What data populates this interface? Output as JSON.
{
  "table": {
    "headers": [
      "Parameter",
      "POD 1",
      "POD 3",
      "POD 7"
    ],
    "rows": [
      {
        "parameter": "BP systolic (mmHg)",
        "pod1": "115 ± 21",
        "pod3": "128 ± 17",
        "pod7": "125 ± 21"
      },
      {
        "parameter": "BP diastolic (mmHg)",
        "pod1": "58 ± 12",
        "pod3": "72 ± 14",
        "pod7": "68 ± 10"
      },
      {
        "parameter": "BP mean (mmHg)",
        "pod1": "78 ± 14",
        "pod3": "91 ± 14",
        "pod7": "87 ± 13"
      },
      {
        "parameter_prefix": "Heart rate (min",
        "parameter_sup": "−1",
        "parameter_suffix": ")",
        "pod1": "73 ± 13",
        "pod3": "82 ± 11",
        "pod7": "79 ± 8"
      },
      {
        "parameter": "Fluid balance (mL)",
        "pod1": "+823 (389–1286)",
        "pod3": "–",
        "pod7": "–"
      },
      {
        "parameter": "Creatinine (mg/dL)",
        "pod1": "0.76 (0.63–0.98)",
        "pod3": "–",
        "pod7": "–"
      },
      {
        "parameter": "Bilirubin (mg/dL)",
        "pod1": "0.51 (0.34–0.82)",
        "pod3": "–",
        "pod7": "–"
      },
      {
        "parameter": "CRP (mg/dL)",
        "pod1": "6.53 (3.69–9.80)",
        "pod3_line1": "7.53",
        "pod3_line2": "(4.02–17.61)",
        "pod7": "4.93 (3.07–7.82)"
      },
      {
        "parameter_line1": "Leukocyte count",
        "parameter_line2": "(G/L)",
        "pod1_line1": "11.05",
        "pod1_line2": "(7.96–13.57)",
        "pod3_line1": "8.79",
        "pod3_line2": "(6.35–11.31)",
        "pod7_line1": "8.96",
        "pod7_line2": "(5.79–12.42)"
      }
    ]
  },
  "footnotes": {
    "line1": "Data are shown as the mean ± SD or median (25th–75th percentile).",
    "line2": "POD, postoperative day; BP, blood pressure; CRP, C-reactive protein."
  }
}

★ ★ ★ ★

WHAT TO DO: Can you give every line above again, exactly as written?

TASK ANSWER:
What data populates this interface? Output as JSON.
{
  "table": {
    "headers": [
      "Parameter",
      "POD 1",
      "POD 3",
      "POD 7"
    ],
    "rows": [
      {
        "parameter": "BP systolic (mmHg)",
        "pod1": "115 ± 21",
        "pod3": "128 ± 17",
        "pod7": "125 ± 21"
      },
      {
        "parameter": "BP diastolic (mmHg)",
        "pod1": "58 ± 12",
        "pod3": "72 ± 14",
        "pod7": "68 ± 10"
      },
      {
        "parameter": "BP mean (mmHg)",
        "pod1": "78 ± 14",
        "pod3": "91 ± 14",
        "pod7": "87 ± 13"
      },
      {
        "parameter_prefix": "Heart rate (min",
        "parameter_sup": "−1",
        "parameter_suffix": ")",
        "pod1": "73 ± 13",
        "pod3": "82 ± 11",
        "pod7": "79 ± 8"
      },
      {
        "parameter": "Fluid balance (mL)",
        "pod1": "+823 (389–1286)",
        "pod3": "–",
        "pod7": "–"
      },
      {
        "parameter": "Creatinine (mg/dL)",
        "pod1": "0.76 (0.63–0.98)",
        "pod3": "–",
        "pod7": "–"
      },
      {
        "parameter": "Bilirubin (mg/dL)",
        "pod1": "0.51 (0.34–0.82)",
        "pod3": "–",
        "pod7": "–"
      },
      {
        "parameter": "CRP (mg/dL)",
        "pod1": "6.53 (3.69–9.80)",
        "pod3_line1": "7.53",
        "pod3_line2": "(4.02–17.61)",
        "pod7": "4.93 (3.07–7.82)"
      },
      {
        "parameter_line1": "Leukocyte count",
        "parameter_line2": "(G/L)",
        "pod1_line1": "11.05",
        "pod1_line2": "(7.96–13.57)",
        "pod3_line1": "8.79",
        "pod3_line2": "(6.35–11.31)",
        "pod7_line1": "8.96",
        "pod7_line2": "(5.79–12.42)"
      }
    ]
  },
  "footnotes": {
    "line1": "Data are shown as the mean ± SD or median (25th–75th percentile).",
    "line2": "POD, postoperative day; BP, blood pressure; CRP, C-reactive protein."
  }
}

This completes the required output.